• _DOCUMENT_:
First bear in mind that the output power specs on modern amplifiers are what they can sustain short-term, typically a few tens or hundreds of ms. This is fine for most music which has a high crest factor. If you're running EDM subs, a shaker table, or using the amp as an AC power supply, you need to de-rate it considerably. In a "serious" application you likely should talk to the manufacturer's engineers for guidance. The other simplification is that pretty much all specs are given for a resistive load. Loudspeakers are reactive and different amplifiers may behave slightly differently even though they have the same spec. (Back in the day some amplifiers would even become unstable with too large a capacitive load.)

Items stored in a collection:
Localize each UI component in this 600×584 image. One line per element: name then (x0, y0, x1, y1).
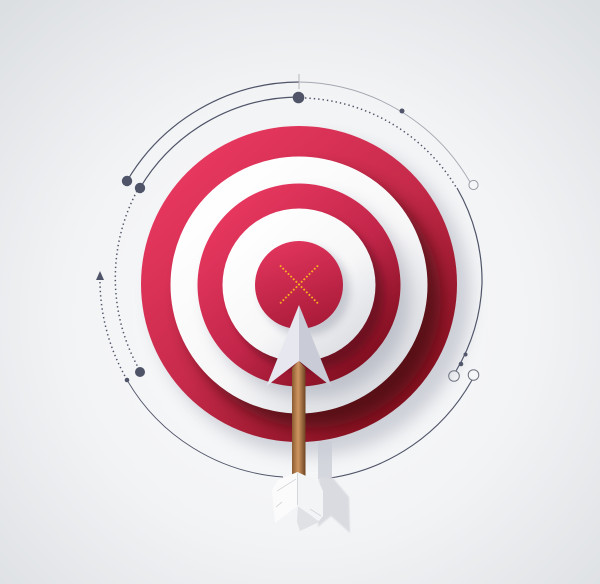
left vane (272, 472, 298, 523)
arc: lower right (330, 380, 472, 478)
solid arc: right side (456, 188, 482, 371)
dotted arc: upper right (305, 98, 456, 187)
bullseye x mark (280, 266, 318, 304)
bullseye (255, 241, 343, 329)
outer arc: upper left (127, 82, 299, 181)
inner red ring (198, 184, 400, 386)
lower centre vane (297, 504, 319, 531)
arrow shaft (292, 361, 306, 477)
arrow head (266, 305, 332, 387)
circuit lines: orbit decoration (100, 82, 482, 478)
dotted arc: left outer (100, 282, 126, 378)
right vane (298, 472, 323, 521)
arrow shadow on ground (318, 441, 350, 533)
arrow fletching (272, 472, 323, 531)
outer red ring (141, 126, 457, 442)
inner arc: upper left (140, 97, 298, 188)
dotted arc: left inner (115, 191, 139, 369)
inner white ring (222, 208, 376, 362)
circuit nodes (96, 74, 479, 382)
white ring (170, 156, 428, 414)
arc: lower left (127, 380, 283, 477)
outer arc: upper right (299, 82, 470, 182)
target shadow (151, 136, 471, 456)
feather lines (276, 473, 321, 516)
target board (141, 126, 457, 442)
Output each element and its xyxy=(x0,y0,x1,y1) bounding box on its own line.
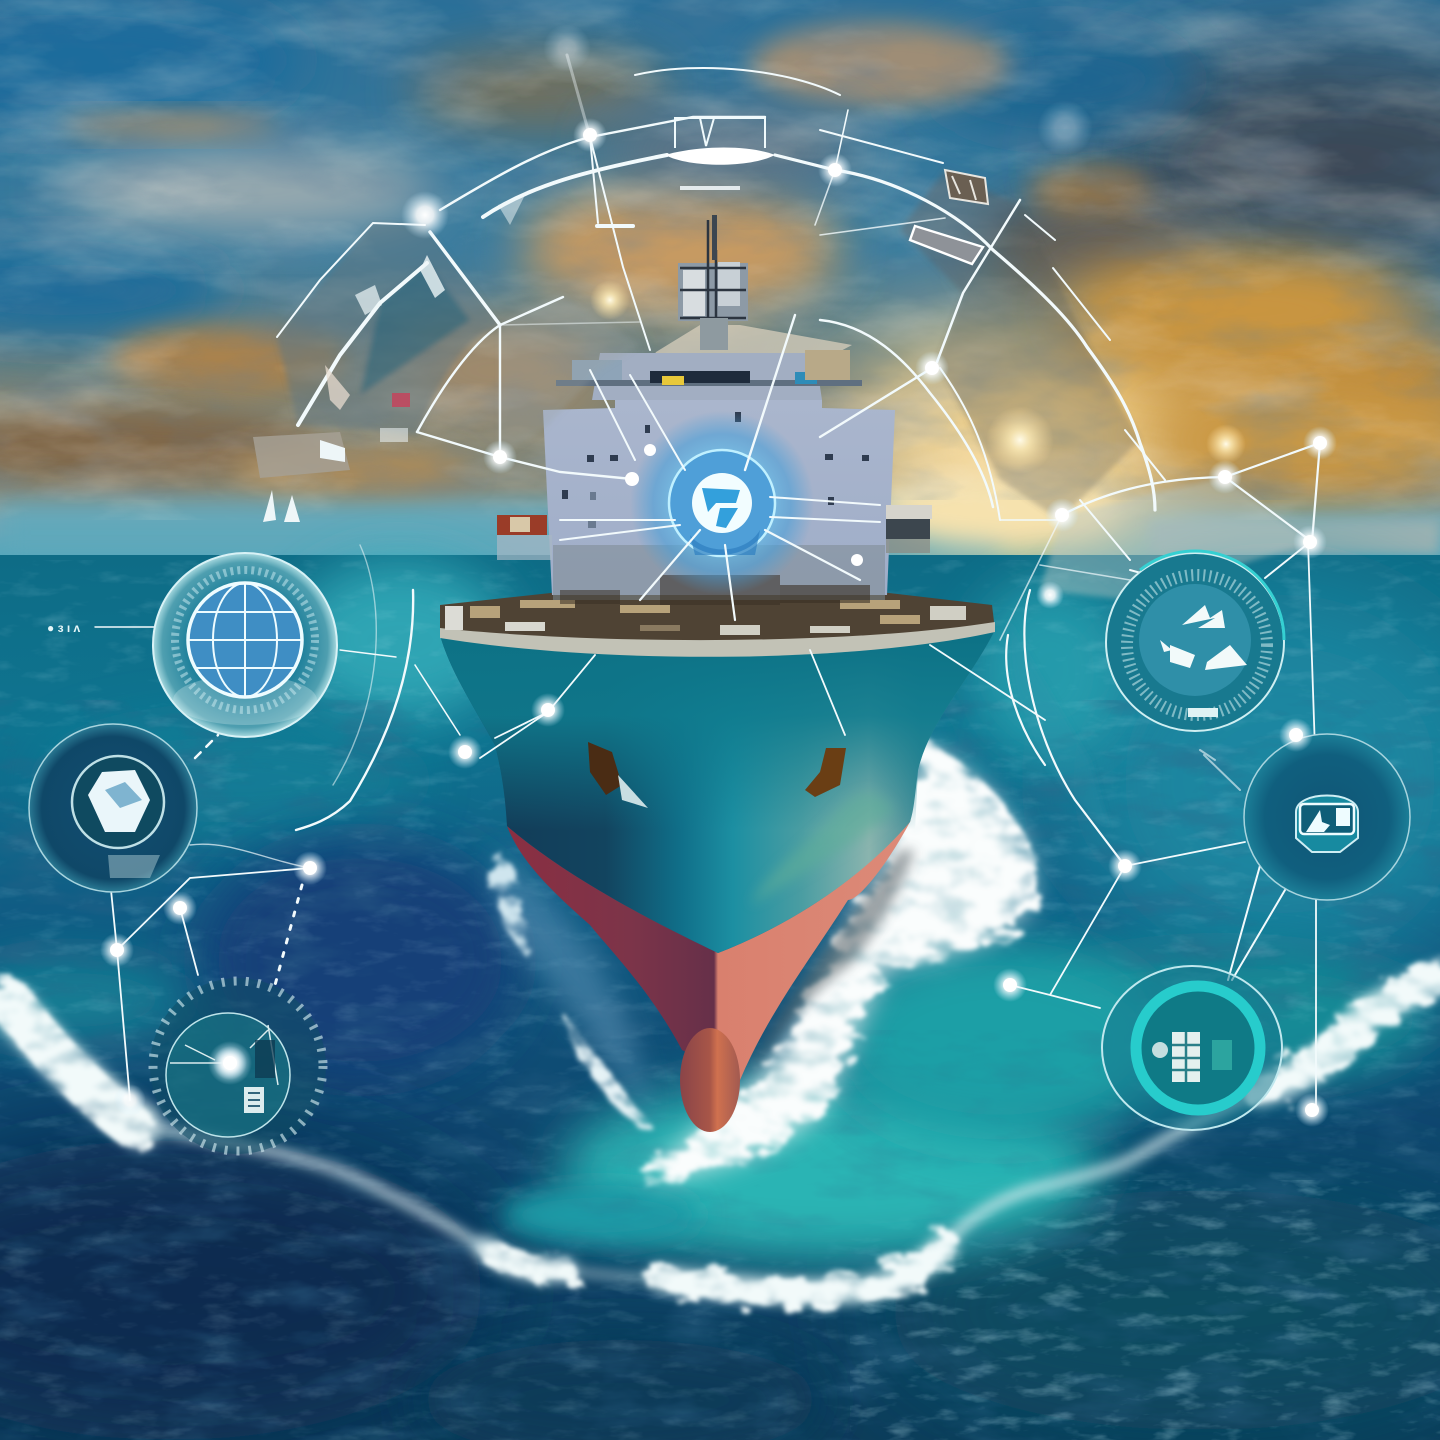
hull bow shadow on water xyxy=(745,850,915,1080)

• _PROBLEMS_:
1. Reproduce the passage on amplifier power ratings word for word, everything from "First bear in" down to "a capacitive load.)".
2. Pick up the passage on amplifier power ratings where it stops and write the next part.

• _OUTPUTS BY TASK_:
1.
First bear in mind that the output power specs on modern amplifiers are what they can sustain short-term, typically a few tens or hundreds of ms. This is fine for most music which has a high crest factor. If you're running EDM subs, a shaker table, or using the amp as an AC power supply, you need to de-rate it considerably. In a "serious" application you likely should talk to the manufacturer's engineers for guidance. The other simplification is that pretty much all specs are given for a resistive load. Loudspeakers are reactive and different amplifiers may behave slightly differently even though they have the same spec. (Back in the day some amplifiers would even become unstable with too large a capacitive load.)

2.
Audio amplifiers are indeed voltage amplifiers and have an essentially zero output impedance in the small-signal or linear sense. (The exception is certain amps that allow for a negative output impedance to compensate for wire resistance on subs.) The available peak voltage (large-signal),  however, tends to sag a little with increased current. This is because there are resistive losses inside the amplifier that cannot be compensated for by the negative feedback that is used to fix the small-signal output impedance. You can see this on the power vs load-impedance specs that are not exactly consistent with constant voltage even when the amplifier is not current limited. This small sag can be ignored if all you're trying to do is get an idea of the optimum load impedance, which will occur when the voltage and current limit simultaneously.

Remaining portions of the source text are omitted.